Task instructions:
Please pull out the lines running from the start of the records through the line that contains "- rose-icon: [1321, 2160, 1433, 2235]", both ends included, and reproduce them without any change.

Items drawn from a data source
--
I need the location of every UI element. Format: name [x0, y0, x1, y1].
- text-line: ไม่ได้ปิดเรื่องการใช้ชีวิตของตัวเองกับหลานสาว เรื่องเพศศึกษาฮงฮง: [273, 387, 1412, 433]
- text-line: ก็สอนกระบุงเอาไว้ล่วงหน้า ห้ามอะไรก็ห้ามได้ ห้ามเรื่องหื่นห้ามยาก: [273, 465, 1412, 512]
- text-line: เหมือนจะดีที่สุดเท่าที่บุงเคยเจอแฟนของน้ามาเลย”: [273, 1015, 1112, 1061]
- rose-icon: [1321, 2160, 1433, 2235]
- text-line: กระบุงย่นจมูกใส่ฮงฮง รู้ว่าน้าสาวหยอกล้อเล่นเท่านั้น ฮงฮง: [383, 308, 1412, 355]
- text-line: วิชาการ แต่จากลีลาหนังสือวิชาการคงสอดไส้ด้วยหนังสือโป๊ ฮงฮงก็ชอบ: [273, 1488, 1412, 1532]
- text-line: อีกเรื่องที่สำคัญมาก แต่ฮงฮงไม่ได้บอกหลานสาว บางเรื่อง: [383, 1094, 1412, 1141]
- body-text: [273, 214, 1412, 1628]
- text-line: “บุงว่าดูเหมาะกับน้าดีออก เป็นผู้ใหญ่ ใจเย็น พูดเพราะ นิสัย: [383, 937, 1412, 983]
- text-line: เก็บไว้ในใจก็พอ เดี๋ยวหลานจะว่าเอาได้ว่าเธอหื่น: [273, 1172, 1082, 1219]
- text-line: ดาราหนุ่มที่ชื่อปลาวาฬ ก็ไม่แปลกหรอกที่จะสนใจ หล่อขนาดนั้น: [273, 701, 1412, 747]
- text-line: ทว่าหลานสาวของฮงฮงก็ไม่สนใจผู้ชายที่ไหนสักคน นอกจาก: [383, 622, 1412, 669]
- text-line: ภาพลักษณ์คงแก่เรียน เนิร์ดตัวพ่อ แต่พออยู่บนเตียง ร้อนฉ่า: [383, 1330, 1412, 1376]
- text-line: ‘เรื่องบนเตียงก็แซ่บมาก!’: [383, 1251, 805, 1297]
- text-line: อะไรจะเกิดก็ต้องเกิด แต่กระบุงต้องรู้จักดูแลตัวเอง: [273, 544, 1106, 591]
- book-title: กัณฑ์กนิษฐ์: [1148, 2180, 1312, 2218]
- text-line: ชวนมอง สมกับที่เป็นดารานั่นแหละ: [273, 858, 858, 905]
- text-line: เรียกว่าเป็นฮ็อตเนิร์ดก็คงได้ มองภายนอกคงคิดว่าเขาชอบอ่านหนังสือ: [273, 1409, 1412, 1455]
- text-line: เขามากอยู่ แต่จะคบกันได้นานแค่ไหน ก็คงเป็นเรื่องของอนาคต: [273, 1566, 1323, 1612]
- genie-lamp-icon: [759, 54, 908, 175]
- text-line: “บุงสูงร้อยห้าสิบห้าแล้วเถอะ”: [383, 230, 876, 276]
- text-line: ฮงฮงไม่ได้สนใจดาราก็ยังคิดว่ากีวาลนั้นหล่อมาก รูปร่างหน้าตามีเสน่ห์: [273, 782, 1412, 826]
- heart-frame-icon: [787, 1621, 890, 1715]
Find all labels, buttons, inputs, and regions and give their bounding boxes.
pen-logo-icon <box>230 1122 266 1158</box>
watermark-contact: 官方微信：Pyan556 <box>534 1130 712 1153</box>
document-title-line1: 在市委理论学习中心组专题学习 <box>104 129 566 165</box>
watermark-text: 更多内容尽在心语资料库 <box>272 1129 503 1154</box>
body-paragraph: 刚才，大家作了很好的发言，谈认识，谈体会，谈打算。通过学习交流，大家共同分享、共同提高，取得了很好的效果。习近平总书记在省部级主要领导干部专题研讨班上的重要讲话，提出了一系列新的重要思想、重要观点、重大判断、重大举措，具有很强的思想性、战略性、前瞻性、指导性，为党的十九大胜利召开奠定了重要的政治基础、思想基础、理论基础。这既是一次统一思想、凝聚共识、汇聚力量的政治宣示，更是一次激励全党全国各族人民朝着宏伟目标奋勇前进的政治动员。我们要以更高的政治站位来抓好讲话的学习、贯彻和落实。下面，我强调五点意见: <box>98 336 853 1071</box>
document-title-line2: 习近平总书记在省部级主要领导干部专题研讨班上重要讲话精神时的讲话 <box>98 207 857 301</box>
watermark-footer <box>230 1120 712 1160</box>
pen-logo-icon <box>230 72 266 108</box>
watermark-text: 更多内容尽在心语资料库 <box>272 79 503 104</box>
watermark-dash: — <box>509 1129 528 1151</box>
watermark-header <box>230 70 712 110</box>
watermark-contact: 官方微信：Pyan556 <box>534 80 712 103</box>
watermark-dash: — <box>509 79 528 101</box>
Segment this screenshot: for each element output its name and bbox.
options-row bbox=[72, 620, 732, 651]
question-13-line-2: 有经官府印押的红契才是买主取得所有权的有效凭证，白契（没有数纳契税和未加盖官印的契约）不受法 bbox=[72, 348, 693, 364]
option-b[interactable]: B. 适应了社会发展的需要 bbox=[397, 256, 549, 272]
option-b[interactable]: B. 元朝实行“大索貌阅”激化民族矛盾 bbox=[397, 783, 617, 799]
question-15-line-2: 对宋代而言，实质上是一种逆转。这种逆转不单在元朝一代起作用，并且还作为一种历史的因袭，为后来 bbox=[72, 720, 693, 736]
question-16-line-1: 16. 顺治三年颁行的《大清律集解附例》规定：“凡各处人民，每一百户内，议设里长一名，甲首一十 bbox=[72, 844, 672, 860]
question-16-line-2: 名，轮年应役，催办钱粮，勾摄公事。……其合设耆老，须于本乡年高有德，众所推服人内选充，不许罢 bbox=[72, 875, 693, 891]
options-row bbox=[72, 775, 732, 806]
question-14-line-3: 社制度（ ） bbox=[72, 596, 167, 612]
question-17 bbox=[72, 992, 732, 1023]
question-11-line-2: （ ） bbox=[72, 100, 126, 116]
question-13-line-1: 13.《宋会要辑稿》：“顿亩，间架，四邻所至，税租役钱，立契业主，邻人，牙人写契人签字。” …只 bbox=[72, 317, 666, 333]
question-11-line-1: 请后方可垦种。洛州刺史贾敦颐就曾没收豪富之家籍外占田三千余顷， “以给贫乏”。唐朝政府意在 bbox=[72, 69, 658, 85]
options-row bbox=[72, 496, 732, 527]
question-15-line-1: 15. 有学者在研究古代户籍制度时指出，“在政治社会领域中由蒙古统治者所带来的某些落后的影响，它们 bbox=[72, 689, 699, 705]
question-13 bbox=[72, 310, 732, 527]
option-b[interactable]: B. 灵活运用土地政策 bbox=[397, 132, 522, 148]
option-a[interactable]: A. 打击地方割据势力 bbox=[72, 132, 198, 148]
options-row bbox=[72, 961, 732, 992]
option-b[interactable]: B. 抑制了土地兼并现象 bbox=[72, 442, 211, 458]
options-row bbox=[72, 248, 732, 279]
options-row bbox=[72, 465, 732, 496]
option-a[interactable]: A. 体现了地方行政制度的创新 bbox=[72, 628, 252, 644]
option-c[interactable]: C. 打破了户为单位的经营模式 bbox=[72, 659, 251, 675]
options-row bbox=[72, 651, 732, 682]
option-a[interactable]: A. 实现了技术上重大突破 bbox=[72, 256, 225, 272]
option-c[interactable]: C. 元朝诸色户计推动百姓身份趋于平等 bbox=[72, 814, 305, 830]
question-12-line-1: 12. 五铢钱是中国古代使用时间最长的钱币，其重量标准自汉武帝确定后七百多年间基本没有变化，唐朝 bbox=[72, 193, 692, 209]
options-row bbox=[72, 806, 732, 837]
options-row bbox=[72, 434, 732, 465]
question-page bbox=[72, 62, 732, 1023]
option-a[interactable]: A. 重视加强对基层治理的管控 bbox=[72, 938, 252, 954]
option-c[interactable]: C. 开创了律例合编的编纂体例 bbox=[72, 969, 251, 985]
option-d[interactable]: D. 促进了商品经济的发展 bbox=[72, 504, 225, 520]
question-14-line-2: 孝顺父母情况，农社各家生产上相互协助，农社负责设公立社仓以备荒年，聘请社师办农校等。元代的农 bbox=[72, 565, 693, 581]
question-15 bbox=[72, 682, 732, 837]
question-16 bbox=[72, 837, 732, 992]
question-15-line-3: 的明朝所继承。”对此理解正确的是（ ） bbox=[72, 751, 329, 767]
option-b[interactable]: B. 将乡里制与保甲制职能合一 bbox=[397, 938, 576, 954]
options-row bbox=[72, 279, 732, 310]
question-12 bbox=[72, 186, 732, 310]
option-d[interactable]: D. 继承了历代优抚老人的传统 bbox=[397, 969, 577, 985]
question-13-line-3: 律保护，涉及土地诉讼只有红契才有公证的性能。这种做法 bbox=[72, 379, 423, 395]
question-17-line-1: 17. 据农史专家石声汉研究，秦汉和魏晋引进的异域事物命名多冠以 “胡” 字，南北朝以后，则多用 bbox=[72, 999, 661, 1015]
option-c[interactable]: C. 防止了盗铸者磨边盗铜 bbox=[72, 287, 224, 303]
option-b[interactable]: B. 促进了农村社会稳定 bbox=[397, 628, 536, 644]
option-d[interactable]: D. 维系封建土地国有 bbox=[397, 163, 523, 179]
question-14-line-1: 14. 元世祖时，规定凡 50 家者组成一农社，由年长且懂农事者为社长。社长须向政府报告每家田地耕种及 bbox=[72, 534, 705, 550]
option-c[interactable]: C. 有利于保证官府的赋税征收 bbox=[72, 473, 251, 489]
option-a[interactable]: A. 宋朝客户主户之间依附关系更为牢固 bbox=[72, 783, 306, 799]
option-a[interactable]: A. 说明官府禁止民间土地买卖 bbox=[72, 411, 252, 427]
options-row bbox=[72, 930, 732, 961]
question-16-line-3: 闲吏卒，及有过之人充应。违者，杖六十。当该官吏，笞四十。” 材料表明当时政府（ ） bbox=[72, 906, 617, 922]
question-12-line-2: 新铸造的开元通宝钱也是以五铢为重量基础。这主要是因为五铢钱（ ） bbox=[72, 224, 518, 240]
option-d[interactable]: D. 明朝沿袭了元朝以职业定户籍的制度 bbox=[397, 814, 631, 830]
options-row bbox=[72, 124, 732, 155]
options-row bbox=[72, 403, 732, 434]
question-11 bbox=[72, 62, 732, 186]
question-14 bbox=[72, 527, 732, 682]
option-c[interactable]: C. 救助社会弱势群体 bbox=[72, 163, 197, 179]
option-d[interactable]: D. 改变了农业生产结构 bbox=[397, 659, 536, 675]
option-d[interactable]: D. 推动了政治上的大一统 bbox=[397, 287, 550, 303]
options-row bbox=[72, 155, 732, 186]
--
Solved exercise:
I need the location of every UI element. Format: name [x0, y0, x1, y1].
- text-line: ไม่ได้ปิดเรื่องการใช้ชีวิตของตัวเองกับหลานสาว เรื่องเพศศึกษาฮงฮง: [273, 387, 1412, 433]
- text-line: ก็สอนกระบุงเอาไว้ล่วงหน้า ห้ามอะไรก็ห้ามได้ ห้ามเรื่องหื่นห้ามยาก: [273, 465, 1412, 512]
- text-line: เหมือนจะดีที่สุดเท่าที่บุงเคยเจอแฟนของน้ามาเลย”: [273, 1015, 1112, 1061]
- rose-icon: [1321, 2160, 1433, 2235]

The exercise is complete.